— Given records —
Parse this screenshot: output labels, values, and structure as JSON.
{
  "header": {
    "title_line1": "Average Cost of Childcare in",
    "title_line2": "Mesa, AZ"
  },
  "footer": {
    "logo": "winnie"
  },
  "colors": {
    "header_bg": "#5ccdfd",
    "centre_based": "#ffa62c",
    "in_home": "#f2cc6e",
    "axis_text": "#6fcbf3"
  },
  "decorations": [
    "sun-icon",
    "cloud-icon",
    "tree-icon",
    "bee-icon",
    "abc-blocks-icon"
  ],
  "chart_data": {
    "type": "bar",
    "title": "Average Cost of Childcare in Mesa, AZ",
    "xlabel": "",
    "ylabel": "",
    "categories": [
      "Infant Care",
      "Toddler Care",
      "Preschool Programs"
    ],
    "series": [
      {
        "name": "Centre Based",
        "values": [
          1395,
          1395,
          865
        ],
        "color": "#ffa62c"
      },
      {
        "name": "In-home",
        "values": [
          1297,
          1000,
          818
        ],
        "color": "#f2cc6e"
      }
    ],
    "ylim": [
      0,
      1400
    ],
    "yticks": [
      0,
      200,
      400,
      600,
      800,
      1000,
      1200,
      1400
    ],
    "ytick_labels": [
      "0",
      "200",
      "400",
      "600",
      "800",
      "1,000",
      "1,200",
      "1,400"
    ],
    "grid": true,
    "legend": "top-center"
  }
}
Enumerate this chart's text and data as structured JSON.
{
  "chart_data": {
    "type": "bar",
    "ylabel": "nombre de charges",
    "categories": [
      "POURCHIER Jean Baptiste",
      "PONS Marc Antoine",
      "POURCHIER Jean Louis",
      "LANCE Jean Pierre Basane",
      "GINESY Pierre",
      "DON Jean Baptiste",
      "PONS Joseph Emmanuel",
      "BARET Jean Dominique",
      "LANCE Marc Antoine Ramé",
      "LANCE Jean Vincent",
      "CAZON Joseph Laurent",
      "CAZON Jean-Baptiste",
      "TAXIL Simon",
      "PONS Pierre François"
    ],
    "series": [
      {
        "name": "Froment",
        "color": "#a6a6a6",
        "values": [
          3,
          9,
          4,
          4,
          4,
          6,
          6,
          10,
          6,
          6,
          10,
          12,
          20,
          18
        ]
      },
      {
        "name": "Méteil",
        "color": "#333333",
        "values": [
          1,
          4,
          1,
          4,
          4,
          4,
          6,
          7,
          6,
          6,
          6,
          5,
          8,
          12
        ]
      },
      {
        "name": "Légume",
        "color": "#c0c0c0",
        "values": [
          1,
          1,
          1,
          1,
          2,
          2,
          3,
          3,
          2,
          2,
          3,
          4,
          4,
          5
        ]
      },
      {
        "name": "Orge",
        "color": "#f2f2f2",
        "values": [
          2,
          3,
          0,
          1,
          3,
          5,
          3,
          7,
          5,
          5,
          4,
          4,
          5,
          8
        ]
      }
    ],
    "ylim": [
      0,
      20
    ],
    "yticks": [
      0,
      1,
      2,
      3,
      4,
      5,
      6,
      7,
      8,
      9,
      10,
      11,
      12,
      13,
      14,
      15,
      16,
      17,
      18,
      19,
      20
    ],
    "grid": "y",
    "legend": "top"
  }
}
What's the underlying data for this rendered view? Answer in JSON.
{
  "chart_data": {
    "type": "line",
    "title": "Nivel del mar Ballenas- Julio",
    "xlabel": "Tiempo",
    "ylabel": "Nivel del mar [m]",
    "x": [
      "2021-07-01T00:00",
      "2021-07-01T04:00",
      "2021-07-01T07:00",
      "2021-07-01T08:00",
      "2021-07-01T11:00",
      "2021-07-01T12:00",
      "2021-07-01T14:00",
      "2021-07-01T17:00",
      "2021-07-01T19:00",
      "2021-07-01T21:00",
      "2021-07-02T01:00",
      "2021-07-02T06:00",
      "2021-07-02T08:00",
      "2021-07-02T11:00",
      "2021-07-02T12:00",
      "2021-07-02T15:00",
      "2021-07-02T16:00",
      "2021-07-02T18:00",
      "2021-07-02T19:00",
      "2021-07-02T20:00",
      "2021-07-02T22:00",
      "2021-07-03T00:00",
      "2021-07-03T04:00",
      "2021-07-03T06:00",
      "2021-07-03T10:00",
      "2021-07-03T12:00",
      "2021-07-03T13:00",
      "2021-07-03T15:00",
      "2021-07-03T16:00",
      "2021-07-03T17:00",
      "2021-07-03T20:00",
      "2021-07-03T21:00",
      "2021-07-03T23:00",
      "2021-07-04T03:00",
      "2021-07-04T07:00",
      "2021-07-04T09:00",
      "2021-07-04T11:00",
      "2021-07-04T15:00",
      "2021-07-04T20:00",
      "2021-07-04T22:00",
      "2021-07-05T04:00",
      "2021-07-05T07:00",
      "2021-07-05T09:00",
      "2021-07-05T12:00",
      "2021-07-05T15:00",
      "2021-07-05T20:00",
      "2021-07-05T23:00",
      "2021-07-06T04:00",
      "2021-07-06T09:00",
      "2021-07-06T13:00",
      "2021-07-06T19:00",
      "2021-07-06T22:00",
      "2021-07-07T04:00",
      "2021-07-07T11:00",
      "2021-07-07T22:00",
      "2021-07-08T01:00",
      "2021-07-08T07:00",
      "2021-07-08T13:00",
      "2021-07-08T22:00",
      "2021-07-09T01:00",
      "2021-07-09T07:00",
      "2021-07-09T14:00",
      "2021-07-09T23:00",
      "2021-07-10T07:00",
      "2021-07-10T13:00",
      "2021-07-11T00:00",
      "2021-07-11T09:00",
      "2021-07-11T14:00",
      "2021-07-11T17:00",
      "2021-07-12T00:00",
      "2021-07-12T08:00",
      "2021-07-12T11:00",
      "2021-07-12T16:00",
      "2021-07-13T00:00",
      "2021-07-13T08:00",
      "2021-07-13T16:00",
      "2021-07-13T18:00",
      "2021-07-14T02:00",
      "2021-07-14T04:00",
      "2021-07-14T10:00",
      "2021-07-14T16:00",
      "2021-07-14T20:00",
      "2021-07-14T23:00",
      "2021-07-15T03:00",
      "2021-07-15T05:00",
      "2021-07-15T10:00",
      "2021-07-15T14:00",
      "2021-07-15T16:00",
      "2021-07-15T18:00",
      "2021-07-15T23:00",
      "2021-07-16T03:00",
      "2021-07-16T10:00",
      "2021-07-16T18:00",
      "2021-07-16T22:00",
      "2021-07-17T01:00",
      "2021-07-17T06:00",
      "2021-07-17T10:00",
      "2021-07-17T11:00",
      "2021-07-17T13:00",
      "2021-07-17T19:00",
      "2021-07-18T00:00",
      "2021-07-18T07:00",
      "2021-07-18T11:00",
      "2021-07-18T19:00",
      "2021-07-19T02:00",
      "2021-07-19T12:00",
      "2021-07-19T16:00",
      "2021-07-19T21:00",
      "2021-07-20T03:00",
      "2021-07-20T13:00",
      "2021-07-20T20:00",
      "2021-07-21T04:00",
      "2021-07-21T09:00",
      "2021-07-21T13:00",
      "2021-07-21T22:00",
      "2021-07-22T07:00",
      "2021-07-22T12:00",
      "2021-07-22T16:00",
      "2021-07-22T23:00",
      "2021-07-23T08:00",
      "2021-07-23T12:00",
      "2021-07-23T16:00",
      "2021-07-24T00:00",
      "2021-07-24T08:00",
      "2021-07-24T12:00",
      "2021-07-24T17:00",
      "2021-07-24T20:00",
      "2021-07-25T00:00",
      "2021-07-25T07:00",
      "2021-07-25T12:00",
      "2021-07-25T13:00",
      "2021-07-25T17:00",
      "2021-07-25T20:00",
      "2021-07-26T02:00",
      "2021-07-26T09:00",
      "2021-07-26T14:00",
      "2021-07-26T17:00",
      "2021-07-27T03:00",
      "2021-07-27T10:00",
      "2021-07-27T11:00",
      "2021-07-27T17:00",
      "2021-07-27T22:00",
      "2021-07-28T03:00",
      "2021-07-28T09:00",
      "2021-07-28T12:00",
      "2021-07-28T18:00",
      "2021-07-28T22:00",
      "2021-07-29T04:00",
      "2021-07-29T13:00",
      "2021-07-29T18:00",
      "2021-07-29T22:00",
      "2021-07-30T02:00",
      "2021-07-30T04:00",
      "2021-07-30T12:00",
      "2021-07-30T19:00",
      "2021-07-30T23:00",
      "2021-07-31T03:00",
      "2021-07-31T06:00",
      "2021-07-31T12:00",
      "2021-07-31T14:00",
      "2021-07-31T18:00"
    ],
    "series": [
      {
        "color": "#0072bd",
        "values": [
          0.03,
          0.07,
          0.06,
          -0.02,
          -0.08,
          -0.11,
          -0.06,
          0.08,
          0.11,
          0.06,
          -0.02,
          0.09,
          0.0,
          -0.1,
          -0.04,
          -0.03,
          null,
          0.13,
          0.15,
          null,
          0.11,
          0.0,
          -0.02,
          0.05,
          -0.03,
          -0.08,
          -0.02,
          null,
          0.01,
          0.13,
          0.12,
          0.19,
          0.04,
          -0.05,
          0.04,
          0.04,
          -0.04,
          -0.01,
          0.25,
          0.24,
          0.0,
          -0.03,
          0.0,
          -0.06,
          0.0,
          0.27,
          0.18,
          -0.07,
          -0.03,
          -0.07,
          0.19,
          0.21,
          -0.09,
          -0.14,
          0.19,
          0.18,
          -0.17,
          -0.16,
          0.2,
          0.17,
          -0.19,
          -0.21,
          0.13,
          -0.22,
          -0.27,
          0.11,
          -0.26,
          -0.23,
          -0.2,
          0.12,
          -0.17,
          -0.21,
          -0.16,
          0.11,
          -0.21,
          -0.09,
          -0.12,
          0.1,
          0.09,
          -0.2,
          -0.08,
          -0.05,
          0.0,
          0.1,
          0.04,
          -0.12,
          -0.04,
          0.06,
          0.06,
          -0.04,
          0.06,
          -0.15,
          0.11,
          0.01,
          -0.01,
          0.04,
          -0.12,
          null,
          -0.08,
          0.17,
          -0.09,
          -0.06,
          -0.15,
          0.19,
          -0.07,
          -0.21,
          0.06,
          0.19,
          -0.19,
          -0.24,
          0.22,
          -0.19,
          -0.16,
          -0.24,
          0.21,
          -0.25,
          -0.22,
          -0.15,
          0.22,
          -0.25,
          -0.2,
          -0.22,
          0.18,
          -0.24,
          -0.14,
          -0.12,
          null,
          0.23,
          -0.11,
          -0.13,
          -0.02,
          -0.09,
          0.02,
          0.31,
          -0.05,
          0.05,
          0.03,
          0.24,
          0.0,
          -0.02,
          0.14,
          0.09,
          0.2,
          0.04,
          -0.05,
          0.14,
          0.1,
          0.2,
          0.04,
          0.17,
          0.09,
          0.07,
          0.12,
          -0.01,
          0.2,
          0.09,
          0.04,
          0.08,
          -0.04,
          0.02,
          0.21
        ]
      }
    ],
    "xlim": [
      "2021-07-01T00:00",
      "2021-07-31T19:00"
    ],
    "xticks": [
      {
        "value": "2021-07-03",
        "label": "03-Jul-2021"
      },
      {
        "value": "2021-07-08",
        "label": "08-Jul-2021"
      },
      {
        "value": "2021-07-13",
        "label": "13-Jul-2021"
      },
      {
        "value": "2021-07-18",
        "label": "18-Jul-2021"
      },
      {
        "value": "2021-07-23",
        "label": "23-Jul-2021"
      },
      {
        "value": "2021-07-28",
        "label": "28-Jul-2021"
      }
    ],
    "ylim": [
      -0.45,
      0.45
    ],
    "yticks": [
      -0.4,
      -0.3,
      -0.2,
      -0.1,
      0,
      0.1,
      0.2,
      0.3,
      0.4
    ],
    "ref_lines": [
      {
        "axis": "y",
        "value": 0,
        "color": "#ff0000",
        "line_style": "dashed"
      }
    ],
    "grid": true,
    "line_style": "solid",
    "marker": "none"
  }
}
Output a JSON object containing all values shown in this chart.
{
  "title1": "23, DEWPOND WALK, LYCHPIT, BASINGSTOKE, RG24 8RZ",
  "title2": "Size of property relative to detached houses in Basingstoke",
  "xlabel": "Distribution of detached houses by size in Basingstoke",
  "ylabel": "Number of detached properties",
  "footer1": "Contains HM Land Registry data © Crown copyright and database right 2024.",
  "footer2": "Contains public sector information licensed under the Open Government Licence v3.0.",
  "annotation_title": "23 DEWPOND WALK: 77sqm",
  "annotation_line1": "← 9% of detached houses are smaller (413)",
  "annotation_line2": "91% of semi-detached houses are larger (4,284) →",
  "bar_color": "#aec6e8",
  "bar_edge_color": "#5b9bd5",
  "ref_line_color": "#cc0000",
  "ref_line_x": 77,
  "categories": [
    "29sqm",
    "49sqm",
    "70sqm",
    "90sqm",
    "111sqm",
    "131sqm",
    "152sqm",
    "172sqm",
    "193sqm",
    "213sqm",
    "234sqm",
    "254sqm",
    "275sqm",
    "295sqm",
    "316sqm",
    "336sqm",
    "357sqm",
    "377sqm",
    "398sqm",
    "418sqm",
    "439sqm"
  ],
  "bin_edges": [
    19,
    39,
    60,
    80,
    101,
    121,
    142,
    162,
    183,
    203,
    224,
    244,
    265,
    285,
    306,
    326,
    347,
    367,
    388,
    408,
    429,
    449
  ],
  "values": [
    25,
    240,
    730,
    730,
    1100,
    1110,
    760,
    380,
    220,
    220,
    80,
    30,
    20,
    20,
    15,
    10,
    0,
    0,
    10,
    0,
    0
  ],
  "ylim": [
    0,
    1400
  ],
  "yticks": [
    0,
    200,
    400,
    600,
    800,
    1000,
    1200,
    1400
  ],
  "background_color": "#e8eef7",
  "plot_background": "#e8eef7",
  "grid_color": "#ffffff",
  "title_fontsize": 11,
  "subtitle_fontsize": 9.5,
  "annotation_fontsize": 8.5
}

— The problem —
Gather each line from the listing above that holds "Antoine".

— Response to this exercise —
      "PONS Marc Antoine",
      "LANCE Marc Antoine Ramé",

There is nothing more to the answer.